<<<<
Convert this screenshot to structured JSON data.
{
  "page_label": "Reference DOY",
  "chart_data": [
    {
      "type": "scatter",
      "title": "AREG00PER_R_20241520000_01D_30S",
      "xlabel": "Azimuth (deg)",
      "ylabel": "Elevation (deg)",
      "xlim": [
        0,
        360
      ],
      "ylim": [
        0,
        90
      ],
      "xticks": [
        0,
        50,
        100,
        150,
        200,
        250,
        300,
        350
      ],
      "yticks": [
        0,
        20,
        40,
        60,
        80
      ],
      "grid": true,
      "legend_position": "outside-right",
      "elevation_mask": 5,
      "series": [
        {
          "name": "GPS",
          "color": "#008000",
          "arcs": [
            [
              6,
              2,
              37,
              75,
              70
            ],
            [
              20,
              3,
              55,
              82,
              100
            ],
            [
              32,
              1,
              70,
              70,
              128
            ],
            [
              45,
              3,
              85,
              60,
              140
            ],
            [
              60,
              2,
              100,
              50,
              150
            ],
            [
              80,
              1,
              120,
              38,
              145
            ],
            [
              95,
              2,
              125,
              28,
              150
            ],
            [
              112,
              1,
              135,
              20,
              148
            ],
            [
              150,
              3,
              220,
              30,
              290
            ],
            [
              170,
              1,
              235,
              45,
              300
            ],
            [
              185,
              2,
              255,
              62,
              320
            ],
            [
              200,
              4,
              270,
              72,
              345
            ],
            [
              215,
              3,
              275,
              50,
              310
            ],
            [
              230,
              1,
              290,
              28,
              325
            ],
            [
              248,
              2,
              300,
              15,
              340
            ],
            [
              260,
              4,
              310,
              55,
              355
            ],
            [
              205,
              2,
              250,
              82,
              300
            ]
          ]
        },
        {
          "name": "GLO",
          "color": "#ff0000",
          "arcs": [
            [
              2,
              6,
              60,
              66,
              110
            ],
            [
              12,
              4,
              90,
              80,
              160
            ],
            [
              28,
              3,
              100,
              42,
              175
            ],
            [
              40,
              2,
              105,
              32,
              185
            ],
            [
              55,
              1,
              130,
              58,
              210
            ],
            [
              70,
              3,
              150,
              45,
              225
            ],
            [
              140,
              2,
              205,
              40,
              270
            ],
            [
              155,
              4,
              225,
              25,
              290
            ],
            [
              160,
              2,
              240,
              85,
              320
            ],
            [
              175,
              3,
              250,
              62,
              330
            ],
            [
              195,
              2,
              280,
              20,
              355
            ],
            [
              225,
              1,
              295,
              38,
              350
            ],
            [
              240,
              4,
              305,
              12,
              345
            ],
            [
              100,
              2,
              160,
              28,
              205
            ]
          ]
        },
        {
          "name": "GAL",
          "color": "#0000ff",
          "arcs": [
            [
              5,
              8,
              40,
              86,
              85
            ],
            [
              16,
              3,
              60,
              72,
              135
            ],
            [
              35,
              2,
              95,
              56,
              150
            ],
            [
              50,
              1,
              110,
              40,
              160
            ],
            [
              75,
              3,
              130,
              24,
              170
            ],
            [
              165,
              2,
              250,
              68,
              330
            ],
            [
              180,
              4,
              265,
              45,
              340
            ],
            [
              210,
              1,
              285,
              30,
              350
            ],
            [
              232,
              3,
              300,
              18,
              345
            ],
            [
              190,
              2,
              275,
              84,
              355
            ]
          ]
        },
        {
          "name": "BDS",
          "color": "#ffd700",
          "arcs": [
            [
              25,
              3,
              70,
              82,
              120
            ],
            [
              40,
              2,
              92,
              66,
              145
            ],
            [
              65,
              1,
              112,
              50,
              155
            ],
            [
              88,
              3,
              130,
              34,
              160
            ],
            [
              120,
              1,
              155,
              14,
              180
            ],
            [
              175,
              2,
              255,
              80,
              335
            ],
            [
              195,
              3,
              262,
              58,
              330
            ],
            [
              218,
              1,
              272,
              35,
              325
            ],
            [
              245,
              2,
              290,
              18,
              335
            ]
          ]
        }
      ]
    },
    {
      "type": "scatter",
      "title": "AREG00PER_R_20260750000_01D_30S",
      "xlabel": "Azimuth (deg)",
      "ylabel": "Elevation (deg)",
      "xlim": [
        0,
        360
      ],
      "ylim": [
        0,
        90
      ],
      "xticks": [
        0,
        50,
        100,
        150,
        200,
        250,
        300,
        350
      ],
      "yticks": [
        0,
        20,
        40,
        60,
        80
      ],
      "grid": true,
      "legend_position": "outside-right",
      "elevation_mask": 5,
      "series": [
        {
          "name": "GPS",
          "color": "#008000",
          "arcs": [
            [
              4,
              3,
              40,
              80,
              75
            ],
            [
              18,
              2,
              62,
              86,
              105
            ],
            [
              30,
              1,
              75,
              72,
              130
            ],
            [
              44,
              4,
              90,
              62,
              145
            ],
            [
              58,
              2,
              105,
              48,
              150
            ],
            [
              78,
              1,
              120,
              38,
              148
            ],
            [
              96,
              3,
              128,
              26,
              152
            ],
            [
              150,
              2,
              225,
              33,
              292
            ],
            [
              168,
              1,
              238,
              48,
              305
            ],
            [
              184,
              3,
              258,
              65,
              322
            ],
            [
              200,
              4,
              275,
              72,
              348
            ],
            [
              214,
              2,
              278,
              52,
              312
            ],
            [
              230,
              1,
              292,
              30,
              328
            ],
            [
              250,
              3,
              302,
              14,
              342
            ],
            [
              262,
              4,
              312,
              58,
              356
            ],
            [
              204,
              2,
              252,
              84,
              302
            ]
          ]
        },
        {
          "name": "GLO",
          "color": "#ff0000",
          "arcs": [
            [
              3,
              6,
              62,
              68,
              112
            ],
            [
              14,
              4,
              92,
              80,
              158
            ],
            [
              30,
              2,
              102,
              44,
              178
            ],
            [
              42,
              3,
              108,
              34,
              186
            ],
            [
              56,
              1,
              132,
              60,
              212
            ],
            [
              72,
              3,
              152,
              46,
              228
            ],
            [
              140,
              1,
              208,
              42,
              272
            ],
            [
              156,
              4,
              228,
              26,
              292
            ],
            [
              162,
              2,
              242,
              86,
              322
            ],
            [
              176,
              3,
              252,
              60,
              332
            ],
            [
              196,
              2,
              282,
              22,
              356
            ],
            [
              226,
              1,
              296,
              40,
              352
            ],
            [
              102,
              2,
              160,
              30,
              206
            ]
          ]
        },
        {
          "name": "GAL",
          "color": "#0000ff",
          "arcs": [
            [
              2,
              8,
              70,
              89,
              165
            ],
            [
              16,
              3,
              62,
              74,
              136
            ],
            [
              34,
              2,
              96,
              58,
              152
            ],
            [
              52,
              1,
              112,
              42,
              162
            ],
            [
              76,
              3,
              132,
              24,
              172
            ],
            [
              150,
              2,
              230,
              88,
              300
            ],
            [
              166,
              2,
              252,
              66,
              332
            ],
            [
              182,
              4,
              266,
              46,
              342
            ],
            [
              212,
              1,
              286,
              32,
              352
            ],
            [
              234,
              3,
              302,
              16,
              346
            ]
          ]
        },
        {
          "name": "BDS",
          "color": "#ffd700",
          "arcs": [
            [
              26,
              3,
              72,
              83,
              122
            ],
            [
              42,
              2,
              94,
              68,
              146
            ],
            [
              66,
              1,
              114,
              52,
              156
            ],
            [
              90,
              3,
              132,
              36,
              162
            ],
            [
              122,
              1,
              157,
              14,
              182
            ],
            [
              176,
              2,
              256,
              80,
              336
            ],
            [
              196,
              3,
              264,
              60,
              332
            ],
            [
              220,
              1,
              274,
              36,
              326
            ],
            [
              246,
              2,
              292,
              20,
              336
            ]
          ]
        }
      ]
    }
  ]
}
>>>>
*Exercise requirements*
Write out every line from the records above, word for word.

*Exercise result*
Convert this screenshot to structured JSON data.
{
  "page_label": "Reference DOY",
  "chart_data": [
    {
      "type": "scatter",
      "title": "AREG00PER_R_20241520000_01D_30S",
      "xlabel": "Azimuth (deg)",
      "ylabel": "Elevation (deg)",
      "xlim": [
        0,
        360
      ],
      "ylim": [
        0,
        90
      ],
      "xticks": [
        0,
        50,
        100,
        150,
        200,
        250,
        300,
        350
      ],
      "yticks": [
        0,
        20,
        40,
        60,
        80
      ],
      "grid": true,
      "legend_position": "outside-right",
      "elevation_mask": 5,
      "series": [
        {
          "name": "GPS",
          "color": "#008000",
          "arcs": [
            [
              6,
              2,
              37,
              75,
              70
            ],
            [
              20,
              3,
              55,
              82,
              100
            ],
            [
              32,
              1,
              70,
              70,
              128
            ],
            [
              45,
              3,
              85,
              60,
              140
            ],
            [
              60,
              2,
              100,
              50,
              150
            ],
            [
              80,
              1,
              120,
              38,
              145
            ],
            [
              95,
              2,
              125,
              28,
              150
            ],
            [
              112,
              1,
              135,
              20,
              148
            ],
            [
              150,
              3,
              220,
              30,
              290
            ],
            [
              170,
              1,
              235,
              45,
              300
            ],
            [
              185,
              2,
              255,
              62,
              320
            ],
            [
              200,
              4,
              270,
              72,
              345
            ],
            [
              215,
              3,
              275,
              50,
              310
            ],
            [
              230,
              1,
              290,
              28,
              325
            ],
            [
              248,
              2,
              300,
              15,
              340
            ],
            [
              260,
              4,
              310,
              55,
              355
            ],
            [
              205,
              2,
              250,
              82,
              300
            ]
          ]
        },
        {
          "name": "GLO",
          "color": "#ff0000",
          "arcs": [
            [
              2,
              6,
              60,
              66,
              110
            ],
            [
              12,
              4,
              90,
              80,
              160
            ],
            [
              28,
              3,
              100,
              42,
              175
            ],
            [
              40,
              2,
              105,
              32,
              185
            ],
            [
              55,
              1,
              130,
              58,
              210
            ],
            [
              70,
              3,
              150,
              45,
              225
            ],
            [
              140,
              2,
              205,
              40,
              270
            ],
            [
              155,
              4,
              225,
              25,
              290
            ],
            [
              160,
              2,
              240,
              85,
              320
            ],
            [
              175,
              3,
              250,
              62,
              330
            ],
            [
              195,
              2,
              280,
              20,
              355
            ],
            [
              225,
              1,
              295,
              38,
              350
            ],
            [
              240,
              4,
              305,
              12,
              345
            ],
            [
              100,
              2,
              160,
              28,
              205
            ]
          ]
        },
        {
          "name": "GAL",
          "color": "#0000ff",
          "arcs": [
            [
              5,
              8,
              40,
              86,
              85
            ],
            [
              16,
              3,
              60,
              72,
              135
            ],
            [
              35,
              2,
              95,
              56,
              150
            ],
            [
              50,
              1,
              110,
              40,
              160
            ],
            [
              75,
              3,
              130,
              24,
              170
            ],
            [
              165,
              2,
              250,
              68,
              330
            ],
            [
              180,
              4,
              265,
              45,
              340
            ],
            [
              210,
              1,
              285,
              30,
              350
            ],
            [
              232,
              3,
              300,
              18,
              345
            ],
            [
              190,
              2,
              275,
              84,
              355
            ]
          ]
        },
        {
          "name": "BDS",
          "color": "#ffd700",
          "arcs": [
            [
              25,
              3,
              70,
              82,
              120
            ],
            [
              40,
              2,
              92,
              66,
              145
            ],
            [
              65,
              1,
              112,
              50,
              155
            ],
            [
              88,
              3,
              130,
              34,
              160
            ],
            [
              120,
              1,
              155,
              14,
              180
            ],
            [
              175,
              2,
              255,
              80,
              335
            ],
            [
              195,
              3,
              262,
              58,
              330
            ],
            [
              218,
              1,
              272,
              35,
              325
            ],
            [
              245,
              2,
              290,
              18,
              335
            ]
          ]
        }
      ]
    },
    {
      "type": "scatter",
      "title": "AREG00PER_R_20260750000_01D_30S",
      "xlabel": "Azimuth (deg)",
      "ylabel": "Elevation (deg)",
      "xlim": [
        0,
        360
      ],
      "ylim": [
        0,
        90
      ],
      "xticks": [
        0,
        50,
        100,
        150,
        200,
        250,
        300,
        350
      ],
      "yticks": [
        0,
        20,
        40,
        60,
        80
      ],
      "grid": true,
      "legend_position": "outside-right",
      "elevation_mask": 5,
      "series": [
        {
          "name": "GPS",
          "color": "#008000",
          "arcs": [
            [
              4,
              3,
              40,
              80,
              75
            ],
            [
              18,
              2,
              62,
              86,
              105
            ],
            [
              30,
              1,
              75,
              72,
              130
            ],
            [
              44,
              4,
              90,
              62,
              145
            ],
            [
              58,
              2,
              105,
              48,
              150
            ],
            [
              78,
              1,
              120,
              38,
              148
            ],
            [
              96,
              3,
              128,
              26,
              152
            ],
            [
              150,
              2,
              225,
              33,
              292
            ],
            [
              168,
              1,
              238,
              48,
              305
            ],
            [
              184,
              3,
              258,
              65,
              322
            ],
            [
              200,
              4,
              275,
              72,
              348
            ],
            [
              214,
              2,
              278,
              52,
              312
            ],
            [
              230,
              1,
              292,
              30,
              328
            ],
            [
              250,
              3,
              302,
              14,
              342
            ],
            [
              262,
              4,
              312,
              58,
              356
            ],
            [
              204,
              2,
              252,
              84,
              302
            ]
          ]
        },
        {
          "name": "GLO",
          "color": "#ff0000",
          "arcs": [
            [
              3,
              6,
              62,
              68,
              112
            ],
            [
              14,
              4,
              92,
              80,
              158
            ],
            [
              30,
              2,
              102,
              44,
              178
            ],
            [
              42,
              3,
              108,
              34,
              186
            ],
            [
              56,
              1,
              132,
              60,
              212
            ],
            [
              72,
              3,
              152,
              46,
              228
            ],
            [
              140,
              1,
              208,
              42,
              272
            ],
            [
              156,
              4,
              228,
              26,
              292
            ],
            [
              162,
              2,
              242,
              86,
              322
            ],
            [
              176,
              3,
              252,
              60,
              332
            ],
            [
              196,
              2,
              282,
              22,
              356
            ],
            [
              226,
              1,
              296,
              40,
              352
            ],
            [
              102,
              2,
              160,
              30,
              206
            ]
          ]
        },
        {
          "name": "GAL",
          "color": "#0000ff",
          "arcs": [
            [
              2,
              8,
              70,
              89,
              165
            ],
            [
              16,
              3,
              62,
              74,
              136
            ],
            [
              34,
              2,
              96,
              58,
              152
            ],
            [
              52,
              1,
              112,
              42,
              162
            ],
            [
              76,
              3,
              132,
              24,
              172
            ],
            [
              150,
              2,
              230,
              88,
              300
            ],
            [
              166,
              2,
              252,
              66,
              332
            ],
            [
              182,
              4,
              266,
              46,
              342
            ],
            [
              212,
              1,
              286,
              32,
              352
            ],
            [
              234,
              3,
              302,
              16,
              346
            ]
          ]
        },
        {
          "name": "BDS",
          "color": "#ffd700",
          "arcs": [
            [
              26,
              3,
              72,
              83,
              122
            ],
            [
              42,
              2,
              94,
              68,
              146
            ],
            [
              66,
              1,
              114,
              52,
              156
            ],
            [
              90,
              3,
              132,
              36,
              162
            ],
            [
              122,
              1,
              157,
              14,
              182
            ],
            [
              176,
              2,
              256,
              80,
              336
            ],
            [
              196,
              3,
              264,
              60,
              332
            ],
            [
              220,
              1,
              274,
              36,
              326
            ],
            [
              246,
              2,
              292,
              20,
              336
            ]
          ]
        }
      ]
    }
  ]
}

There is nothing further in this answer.